--- Begin ---
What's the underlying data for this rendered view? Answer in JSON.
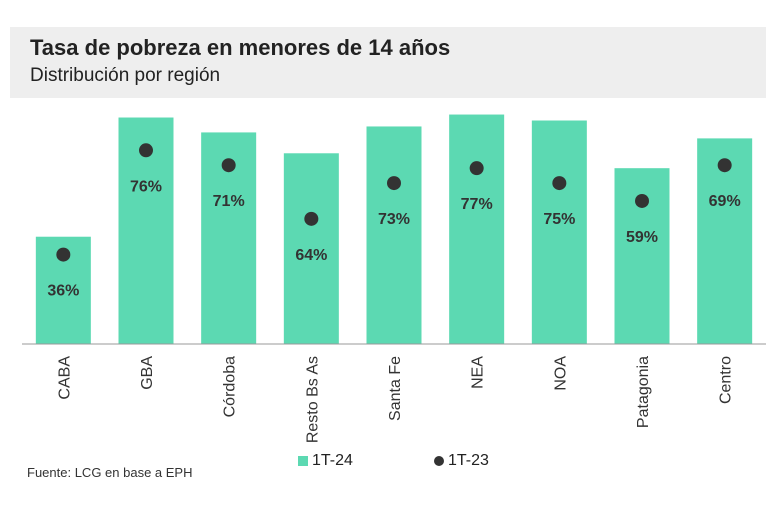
{
  "header": {
    "title": "Tasa de pobreza en menores de 14 años",
    "subtitle": "Distribución por región"
  },
  "source": "Fuente: LCG en base a EPH",
  "colors": {
    "bar": "#5cd9b2",
    "dot": "#333333",
    "axis": "#999999",
    "header_bg": "#eeeeee"
  },
  "chart_data": {
    "type": "bar",
    "title": "Tasa de pobreza en menores de 14 años",
    "subtitle": "Distribución por región",
    "categories": [
      "CABA",
      "GBA",
      "Córdoba",
      "Resto Bs As",
      "Santa Fe",
      "NEA",
      "NOA",
      "Patagonia",
      "Centro"
    ],
    "ylim": [
      0,
      80
    ],
    "grid": false,
    "legend_position": "bottom",
    "series": [
      {
        "name": "1T-24",
        "kind": "bar",
        "values": [
          36,
          76,
          71,
          64,
          73,
          77,
          75,
          59,
          69
        ],
        "labels": [
          "36%",
          "76%",
          "71%",
          "64%",
          "73%",
          "77%",
          "75%",
          "59%",
          "69%"
        ]
      },
      {
        "name": "1T-23",
        "kind": "dot",
        "values": [
          30,
          65,
          60,
          42,
          54,
          59,
          54,
          48,
          60
        ]
      }
    ]
  }
}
--- End ---
** Requirement **
Return every line of the records exactly as given, pictures excluded.

** Solution for this exercise **
What's the underlying data for this rendered view? Answer in JSON.
{
  "header": {
    "title": "Tasa de pobreza en menores de 14 años",
    "subtitle": "Distribución por región"
  },
  "source": "Fuente: LCG en base a EPH",
  "colors": {
    "bar": "#5cd9b2",
    "dot": "#333333",
    "axis": "#999999",
    "header_bg": "#eeeeee"
  },
  "chart_data": {
    "type": "bar",
    "title": "Tasa de pobreza en menores de 14 años",
    "subtitle": "Distribución por región",
    "categories": [
      "CABA",
      "GBA",
      "Córdoba",
      "Resto Bs As",
      "Santa Fe",
      "NEA",
      "NOA",
      "Patagonia",
      "Centro"
    ],
    "ylim": [
      0,
      80
    ],
    "grid": false,
    "legend_position": "bottom",
    "series": [
      {
        "name": "1T-24",
        "kind": "bar",
        "values": [
          36,
          76,
          71,
          64,
          73,
          77,
          75,
          59,
          69
        ],
        "labels": [
          "36%",
          "76%",
          "71%",
          "64%",
          "73%",
          "77%",
          "75%",
          "59%",
          "69%"
        ]
      },
      {
        "name": "1T-23",
        "kind": "dot",
        "values": [
          30,
          65,
          60,
          42,
          54,
          59,
          54,
          48,
          60
        ]
      }
    ]
  }
}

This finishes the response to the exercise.